(Stored data entries)
******************************

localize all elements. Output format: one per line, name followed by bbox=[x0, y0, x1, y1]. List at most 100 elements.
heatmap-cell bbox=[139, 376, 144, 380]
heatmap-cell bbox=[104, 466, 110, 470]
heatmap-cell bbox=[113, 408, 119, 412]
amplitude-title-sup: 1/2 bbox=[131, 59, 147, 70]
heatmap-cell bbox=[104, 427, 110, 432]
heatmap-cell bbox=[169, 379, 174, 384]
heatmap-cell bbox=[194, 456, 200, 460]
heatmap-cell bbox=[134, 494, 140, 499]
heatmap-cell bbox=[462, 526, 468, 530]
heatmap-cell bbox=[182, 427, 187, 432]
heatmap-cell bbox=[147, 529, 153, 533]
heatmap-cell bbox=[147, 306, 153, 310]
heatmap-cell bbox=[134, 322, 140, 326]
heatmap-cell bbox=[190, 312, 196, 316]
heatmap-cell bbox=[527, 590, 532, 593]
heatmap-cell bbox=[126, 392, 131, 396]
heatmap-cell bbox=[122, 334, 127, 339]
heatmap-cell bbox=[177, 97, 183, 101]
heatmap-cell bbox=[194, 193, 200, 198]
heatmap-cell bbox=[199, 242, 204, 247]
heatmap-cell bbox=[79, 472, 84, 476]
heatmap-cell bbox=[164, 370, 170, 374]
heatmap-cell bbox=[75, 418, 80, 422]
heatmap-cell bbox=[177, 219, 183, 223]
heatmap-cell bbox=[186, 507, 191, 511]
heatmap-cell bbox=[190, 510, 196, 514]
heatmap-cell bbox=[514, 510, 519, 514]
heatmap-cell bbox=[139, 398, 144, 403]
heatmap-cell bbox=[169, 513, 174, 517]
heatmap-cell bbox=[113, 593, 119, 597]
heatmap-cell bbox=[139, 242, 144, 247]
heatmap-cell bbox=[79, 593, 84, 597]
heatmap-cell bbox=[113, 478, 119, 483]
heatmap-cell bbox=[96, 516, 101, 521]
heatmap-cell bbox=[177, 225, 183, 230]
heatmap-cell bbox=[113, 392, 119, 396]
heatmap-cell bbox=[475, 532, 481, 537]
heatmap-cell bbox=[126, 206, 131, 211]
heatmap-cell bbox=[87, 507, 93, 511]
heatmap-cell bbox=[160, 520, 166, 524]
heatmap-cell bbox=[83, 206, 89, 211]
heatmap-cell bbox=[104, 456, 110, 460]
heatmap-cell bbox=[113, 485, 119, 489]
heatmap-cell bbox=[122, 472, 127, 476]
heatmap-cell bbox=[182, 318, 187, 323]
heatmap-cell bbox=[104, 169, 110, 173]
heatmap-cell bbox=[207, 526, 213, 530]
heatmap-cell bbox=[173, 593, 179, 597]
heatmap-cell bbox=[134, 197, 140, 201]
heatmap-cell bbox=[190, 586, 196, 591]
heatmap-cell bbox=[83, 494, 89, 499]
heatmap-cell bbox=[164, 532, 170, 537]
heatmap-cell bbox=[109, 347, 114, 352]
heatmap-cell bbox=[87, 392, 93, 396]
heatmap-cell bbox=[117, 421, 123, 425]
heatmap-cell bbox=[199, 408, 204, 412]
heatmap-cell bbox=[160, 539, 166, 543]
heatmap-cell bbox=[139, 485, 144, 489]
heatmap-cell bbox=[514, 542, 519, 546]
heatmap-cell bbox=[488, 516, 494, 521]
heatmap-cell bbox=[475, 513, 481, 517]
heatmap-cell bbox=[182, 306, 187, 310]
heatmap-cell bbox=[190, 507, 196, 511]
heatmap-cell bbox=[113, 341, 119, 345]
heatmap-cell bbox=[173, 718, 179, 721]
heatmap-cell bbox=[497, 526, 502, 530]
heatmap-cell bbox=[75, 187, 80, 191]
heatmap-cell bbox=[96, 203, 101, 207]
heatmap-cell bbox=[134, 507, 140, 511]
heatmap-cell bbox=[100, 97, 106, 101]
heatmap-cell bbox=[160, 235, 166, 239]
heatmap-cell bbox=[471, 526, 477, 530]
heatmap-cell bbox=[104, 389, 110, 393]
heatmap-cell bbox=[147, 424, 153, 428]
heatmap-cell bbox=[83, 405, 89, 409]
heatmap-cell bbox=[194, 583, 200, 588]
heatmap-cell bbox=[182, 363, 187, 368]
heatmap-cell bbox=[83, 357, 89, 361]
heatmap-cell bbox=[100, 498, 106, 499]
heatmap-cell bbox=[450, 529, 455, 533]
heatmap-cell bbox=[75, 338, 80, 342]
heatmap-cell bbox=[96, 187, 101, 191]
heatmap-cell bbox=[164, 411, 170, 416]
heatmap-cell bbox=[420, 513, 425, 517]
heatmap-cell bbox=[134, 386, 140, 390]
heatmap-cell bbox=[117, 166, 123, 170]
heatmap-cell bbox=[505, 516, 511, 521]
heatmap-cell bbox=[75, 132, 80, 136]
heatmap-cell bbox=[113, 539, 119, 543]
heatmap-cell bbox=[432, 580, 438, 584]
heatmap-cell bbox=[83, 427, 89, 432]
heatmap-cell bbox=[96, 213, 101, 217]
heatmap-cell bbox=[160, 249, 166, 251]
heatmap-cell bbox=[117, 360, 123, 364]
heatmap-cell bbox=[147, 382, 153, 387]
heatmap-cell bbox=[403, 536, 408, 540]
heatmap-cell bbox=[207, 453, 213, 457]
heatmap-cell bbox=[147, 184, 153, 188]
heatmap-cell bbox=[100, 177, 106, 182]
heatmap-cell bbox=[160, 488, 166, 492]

******************************

From the data above, collect every line that contains the word "elements", and copy each one in full.

localize all elements. Output format: one per line, name followed by bbox=[x0, y0, x1, y1]. List at most 100 elements.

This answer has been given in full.